[START OF Extracted records]

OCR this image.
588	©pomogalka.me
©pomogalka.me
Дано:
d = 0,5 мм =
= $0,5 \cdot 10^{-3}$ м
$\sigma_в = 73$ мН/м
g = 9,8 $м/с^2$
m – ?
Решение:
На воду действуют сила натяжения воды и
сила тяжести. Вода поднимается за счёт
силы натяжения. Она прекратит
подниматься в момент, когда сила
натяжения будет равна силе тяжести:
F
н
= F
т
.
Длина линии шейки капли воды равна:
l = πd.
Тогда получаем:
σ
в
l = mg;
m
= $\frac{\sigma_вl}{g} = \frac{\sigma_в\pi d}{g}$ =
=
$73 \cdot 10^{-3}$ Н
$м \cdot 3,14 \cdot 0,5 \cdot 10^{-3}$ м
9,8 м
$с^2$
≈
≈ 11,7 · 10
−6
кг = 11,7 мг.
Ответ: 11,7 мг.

[END OF Extracted records]

Task instructions: Retype the data exactly as given.

Output:
OCR this image.
588	©pomogalka.me
©pomogalka.me
Дано:
d = 0,5 мм =
= $0,5 \cdot 10^{-3}$ м
$\sigma_в = 73$ мН/м
g = 9,8 $м/с^2$
m – ?
Решение:
На воду действуют сила натяжения воды и
сила тяжести. Вода поднимается за счёт
силы натяжения. Она прекратит
подниматься в момент, когда сила
натяжения будет равна силе тяжести:
F
н
= F
т
.
Длина линии шейки капли воды равна:
l = πd.
Тогда получаем:
σ
в
l = mg;
m
= $\frac{\sigma_вl}{g} = \frac{\sigma_в\pi d}{g}$ =
=
$73 \cdot 10^{-3}$ Н
$м \cdot 3,14 \cdot 0,5 \cdot 10^{-3}$ м
9,8 м
$с^2$
≈
≈ 11,7 · 10
−6
кг = 11,7 мг.
Ответ: 11,7 мг.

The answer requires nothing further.